• [EXTRACTED ENTRIES]:
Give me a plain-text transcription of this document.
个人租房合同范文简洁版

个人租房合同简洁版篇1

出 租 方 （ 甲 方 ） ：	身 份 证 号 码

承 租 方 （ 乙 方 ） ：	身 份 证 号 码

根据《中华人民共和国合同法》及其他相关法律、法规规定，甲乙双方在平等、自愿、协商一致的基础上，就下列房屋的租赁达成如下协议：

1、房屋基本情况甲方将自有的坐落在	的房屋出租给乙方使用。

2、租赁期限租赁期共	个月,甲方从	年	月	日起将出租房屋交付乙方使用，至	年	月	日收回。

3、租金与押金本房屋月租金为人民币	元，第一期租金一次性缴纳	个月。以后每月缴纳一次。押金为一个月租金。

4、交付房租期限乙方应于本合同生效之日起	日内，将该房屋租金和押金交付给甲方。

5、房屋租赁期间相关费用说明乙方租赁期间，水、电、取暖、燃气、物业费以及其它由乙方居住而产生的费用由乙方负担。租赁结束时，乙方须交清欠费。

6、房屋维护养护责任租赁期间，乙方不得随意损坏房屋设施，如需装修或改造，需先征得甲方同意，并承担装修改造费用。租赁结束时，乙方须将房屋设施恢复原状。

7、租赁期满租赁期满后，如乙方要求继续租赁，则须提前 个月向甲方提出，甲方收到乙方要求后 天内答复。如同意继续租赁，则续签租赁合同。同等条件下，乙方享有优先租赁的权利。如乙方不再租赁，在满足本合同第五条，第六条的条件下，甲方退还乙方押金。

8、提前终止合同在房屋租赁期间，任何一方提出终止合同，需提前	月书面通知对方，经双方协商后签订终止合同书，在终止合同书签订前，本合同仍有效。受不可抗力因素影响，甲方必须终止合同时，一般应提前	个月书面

• [WORK INSTRUCTIONS]:
Transcribe every entry verbatim.

• [EXPECTED ANSWER]:
Give me a plain-text transcription of this document.
个人租房合同范文简洁版

个人租房合同简洁版篇1

出 租 方 （ 甲 方 ） ：	身 份 证 号 码

承 租 方 （ 乙 方 ） ：	身 份 证 号 码

根据《中华人民共和国合同法》及其他相关法律、法规规定，甲乙双方在平等、自愿、协商一致的基础上，就下列房屋的租赁达成如下协议：

1、房屋基本情况甲方将自有的坐落在	的房屋出租给乙方使用。

2、租赁期限租赁期共	个月,甲方从	年	月	日起将出租房屋交付乙方使用，至	年	月	日收回。

3、租金与押金本房屋月租金为人民币	元，第一期租金一次性缴纳	个月。以后每月缴纳一次。押金为一个月租金。

4、交付房租期限乙方应于本合同生效之日起	日内，将该房屋租金和押金交付给甲方。

5、房屋租赁期间相关费用说明乙方租赁期间，水、电、取暖、燃气、物业费以及其它由乙方居住而产生的费用由乙方负担。租赁结束时，乙方须交清欠费。

6、房屋维护养护责任租赁期间，乙方不得随意损坏房屋设施，如需装修或改造，需先征得甲方同意，并承担装修改造费用。租赁结束时，乙方须将房屋设施恢复原状。

7、租赁期满租赁期满后，如乙方要求继续租赁，则须提前 个月向甲方提出，甲方收到乙方要求后 天内答复。如同意继续租赁，则续签租赁合同。同等条件下，乙方享有优先租赁的权利。如乙方不再租赁，在满足本合同第五条，第六条的条件下，甲方退还乙方押金。

8、提前终止合同在房屋租赁期间，任何一方提出终止合同，需提前	月书面通知对方，经双方协商后签订终止合同书，在终止合同书签订前，本合同仍有效。受不可抗力因素影响，甲方必须终止合同时，一般应提前	个月书面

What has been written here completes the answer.